**Your objective**: Pick out each line in the records below that contains the word "GRAND", and copy those lines in full.

Records from a dataset
------
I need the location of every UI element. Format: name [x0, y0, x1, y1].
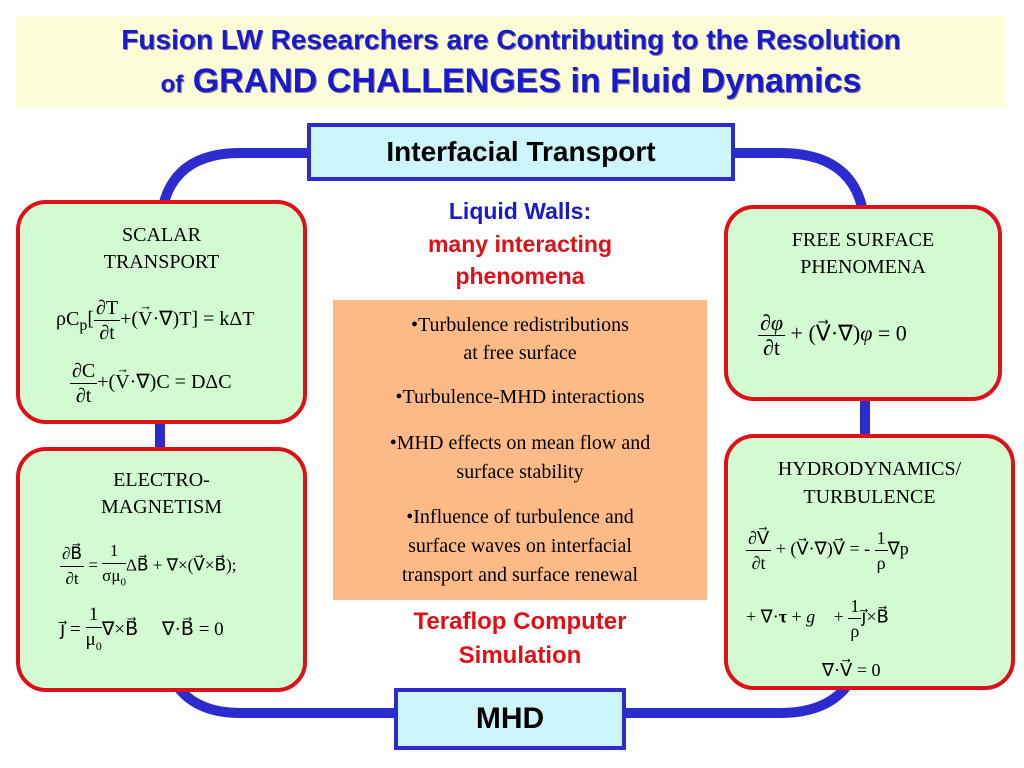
teraflop-heading-1: Teraflop Computer — [413, 608, 627, 635]
bullet-1-line-1: •Turbulence redistributions — [411, 314, 629, 336]
scalar-diffusion-equation: ∂C∂t+(V→·∇)C = DΔC — [70, 360, 232, 407]
free-surface-title-1: FREE SURFACE — [791, 229, 935, 251]
scalar-title-2: TRANSPORT — [103, 251, 220, 273]
mhd-box: MHD — [394, 688, 626, 750]
mhd-label: MHD — [475, 702, 545, 735]
title-banner: Fusion LW Researchers are Contributing t… — [16, 16, 1006, 108]
interfacial-transport-label: Interfacial Transport — [386, 136, 656, 167]
free-surface-title-2: PHENOMENA — [800, 256, 926, 278]
hydro-title-1: HYDRODYNAMICS/ — [777, 458, 962, 480]
scalar-title-1: SCALAR — [122, 224, 201, 246]
title-line-1: Fusion LW Researchers are Contributing t… — [121, 24, 901, 55]
em-title-2: MAGNETISM — [100, 496, 223, 518]
bullet-2-line-1: •Turbulence-MHD interactions — [395, 386, 645, 408]
phenomena-list-box: •Turbulence redistributions at free surf… — [333, 300, 707, 600]
interacting-heading-1: many interacting — [427, 231, 613, 257]
hydrodynamics-panel: HYDRODYNAMICS/ TURBULENCE ∂V⃗∂t + (V⃗·∇)… — [724, 434, 1015, 690]
bullet-3-line-1: •MHD effects on mean flow and — [389, 432, 651, 454]
interacting-heading-2: phenomena — [455, 263, 585, 289]
level-set-equation: ∂φ∂t + (V⃗·∇)φ = 0 — [758, 310, 907, 360]
title-grand-challenges: GRAND CHALLENGES in Fluid Dynamics — [192, 62, 862, 100]
bullet-1-line-2: at free surface — [463, 342, 577, 364]
free-surface-panel: FREE SURFACE PHENOMENA ∂φ∂t + (V⃗·∇)φ = … — [724, 205, 1002, 401]
bullet-3-line-2: surface stability — [456, 461, 584, 483]
scalar-transport-panel: SCALAR TRANSPORT ρCp[∂T∂t+(V→·∇)T] = kΔT… — [16, 200, 307, 424]
teraflop-heading-2: Simulation — [458, 642, 582, 669]
loop-path — [155, 148, 870, 718]
hydro-title-2: TURBULENCE — [803, 486, 936, 508]
em-title-1: ELECTRO- — [113, 469, 210, 491]
interfacial-transport-box: Interfacial Transport — [307, 123, 735, 181]
title-of: of — [160, 71, 184, 98]
title-line-2: of GRAND CHALLENGES in Fluid Dynamics — [16, 62, 1006, 101]
bullet-4-line-1: •Influence of turbulence and — [406, 506, 634, 528]
bullet-4-line-3: transport and surface renewal — [402, 564, 638, 586]
energy-equation: ρCp[∂T∂t+(V→·∇)T] = kΔT — [56, 297, 255, 344]
liquid-walls-heading: Liquid Walls: — [448, 198, 592, 224]
continuity-equation: ∇·V⃗ = 0 — [822, 660, 881, 680]
bullet-4-line-2: surface waves on interfacial — [408, 535, 632, 557]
------
**Solution**:
title-grand-challenges: GRAND CHALLENGES in Fluid Dynamics — [192, 62, 862, 100]
title-line-2: of GRAND CHALLENGES in Fluid Dynamics — [16, 62, 1006, 101]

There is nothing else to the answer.